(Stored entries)
+--
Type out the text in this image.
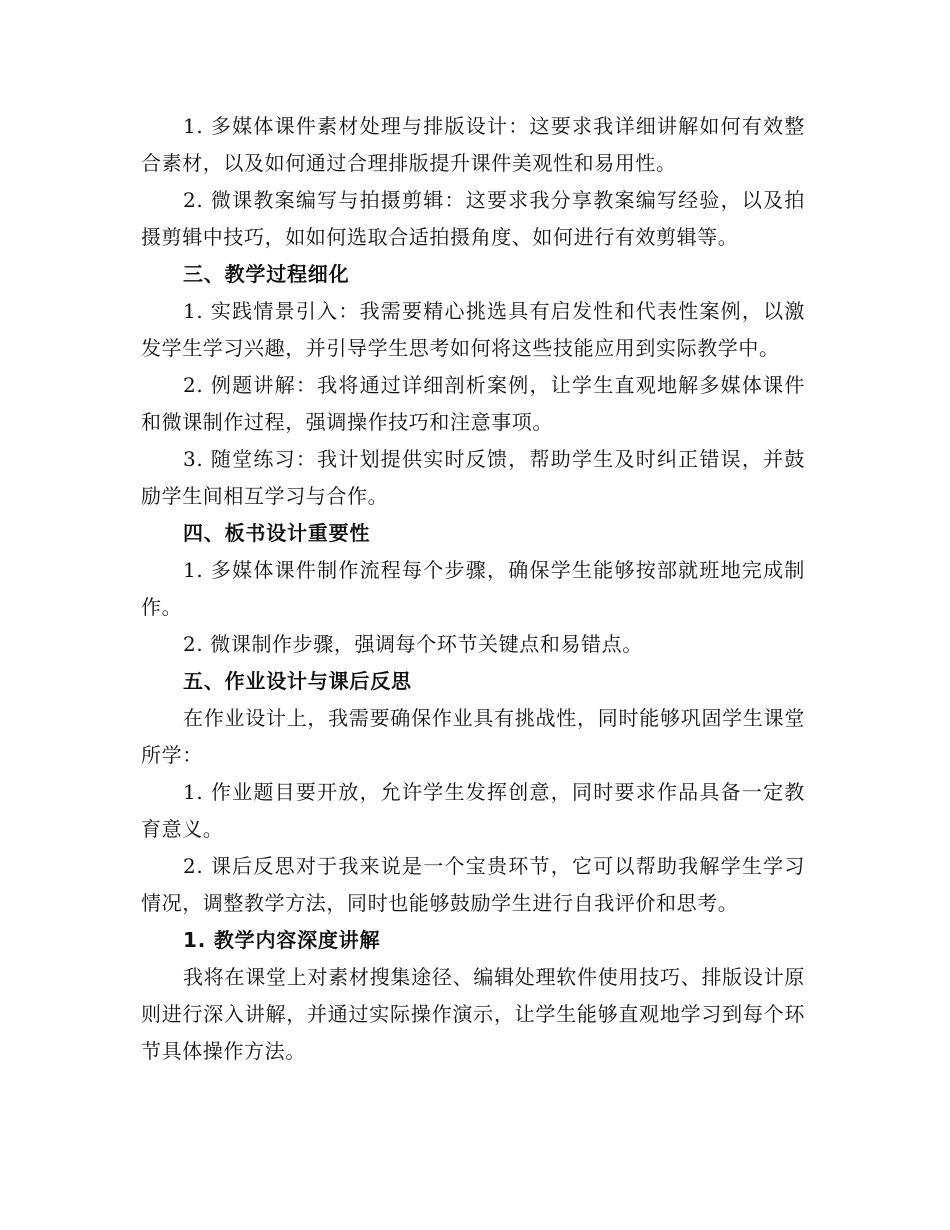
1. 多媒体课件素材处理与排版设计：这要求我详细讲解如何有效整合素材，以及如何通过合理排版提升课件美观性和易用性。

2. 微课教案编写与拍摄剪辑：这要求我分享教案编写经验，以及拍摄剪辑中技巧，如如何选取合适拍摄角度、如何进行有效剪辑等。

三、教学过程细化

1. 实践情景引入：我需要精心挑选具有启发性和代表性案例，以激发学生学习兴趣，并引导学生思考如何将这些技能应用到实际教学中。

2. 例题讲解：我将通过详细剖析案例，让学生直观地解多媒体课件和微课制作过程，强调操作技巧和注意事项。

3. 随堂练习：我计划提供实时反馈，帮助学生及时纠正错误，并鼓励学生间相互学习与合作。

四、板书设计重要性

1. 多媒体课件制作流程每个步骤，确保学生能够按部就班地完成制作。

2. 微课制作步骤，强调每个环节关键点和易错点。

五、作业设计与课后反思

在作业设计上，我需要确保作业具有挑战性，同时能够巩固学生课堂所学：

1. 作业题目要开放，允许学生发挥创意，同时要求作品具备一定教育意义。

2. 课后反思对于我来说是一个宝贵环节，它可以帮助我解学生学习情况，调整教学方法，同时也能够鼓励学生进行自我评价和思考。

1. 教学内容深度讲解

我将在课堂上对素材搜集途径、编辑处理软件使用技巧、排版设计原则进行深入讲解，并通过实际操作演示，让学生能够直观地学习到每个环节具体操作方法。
+--
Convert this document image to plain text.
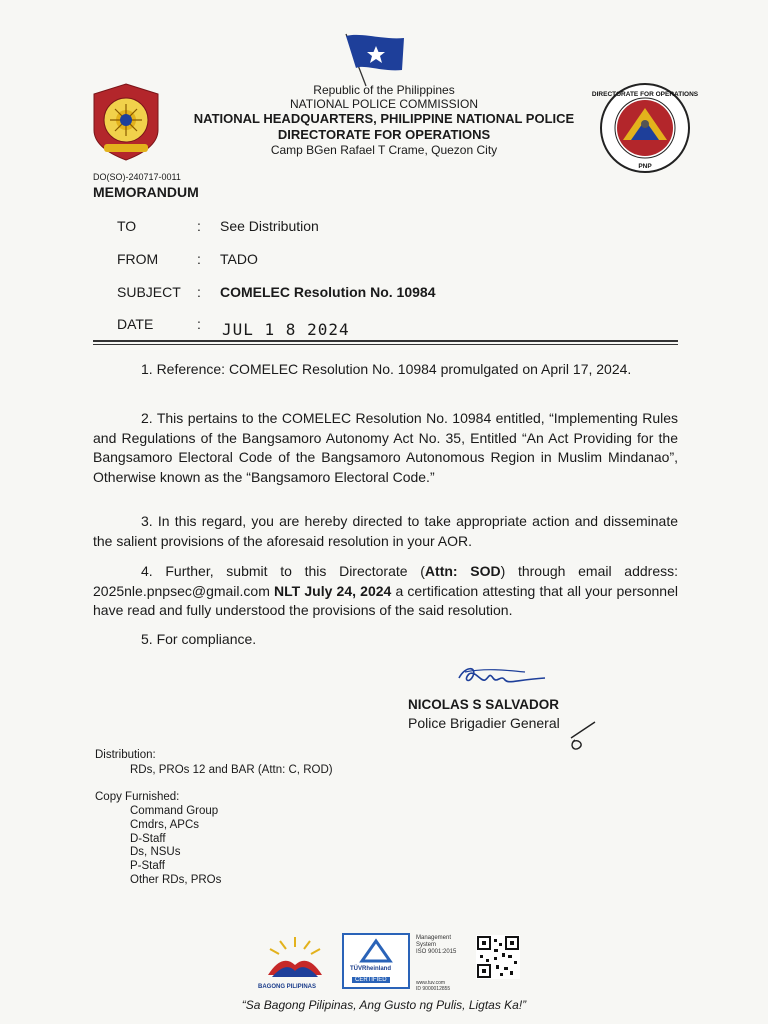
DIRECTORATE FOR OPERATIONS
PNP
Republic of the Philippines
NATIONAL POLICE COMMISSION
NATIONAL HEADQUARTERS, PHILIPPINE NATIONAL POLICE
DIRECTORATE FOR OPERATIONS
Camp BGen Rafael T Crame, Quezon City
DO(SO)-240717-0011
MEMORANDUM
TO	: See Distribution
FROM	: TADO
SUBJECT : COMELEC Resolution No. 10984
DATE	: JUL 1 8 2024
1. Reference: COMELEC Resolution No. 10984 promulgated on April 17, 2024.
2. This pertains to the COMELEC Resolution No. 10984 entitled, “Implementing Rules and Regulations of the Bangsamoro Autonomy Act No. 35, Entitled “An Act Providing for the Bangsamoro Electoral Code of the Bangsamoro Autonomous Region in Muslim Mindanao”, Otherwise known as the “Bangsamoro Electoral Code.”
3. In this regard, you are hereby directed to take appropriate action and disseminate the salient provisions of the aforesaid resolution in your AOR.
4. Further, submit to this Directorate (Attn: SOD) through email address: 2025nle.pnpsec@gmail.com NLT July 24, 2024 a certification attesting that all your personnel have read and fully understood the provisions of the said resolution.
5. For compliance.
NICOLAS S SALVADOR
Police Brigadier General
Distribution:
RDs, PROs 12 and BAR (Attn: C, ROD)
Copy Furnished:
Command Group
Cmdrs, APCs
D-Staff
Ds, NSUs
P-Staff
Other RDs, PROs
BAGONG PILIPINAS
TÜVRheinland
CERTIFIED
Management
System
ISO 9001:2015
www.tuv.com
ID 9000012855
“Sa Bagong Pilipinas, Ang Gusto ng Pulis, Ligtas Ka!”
+--
Using the records above, gather all lines where the string "Attn" is present.

### Solution for this exercise
4. Further, submit to this Directorate (Attn: SOD) through email address: 2025nle.pnpsec@gmail.com NLT July 24, 2024 a certification attesting that all your personnel have read and fully understood the provisions of the said resolution.
RDs, PROs 12 and BAR (Attn: C, ROD)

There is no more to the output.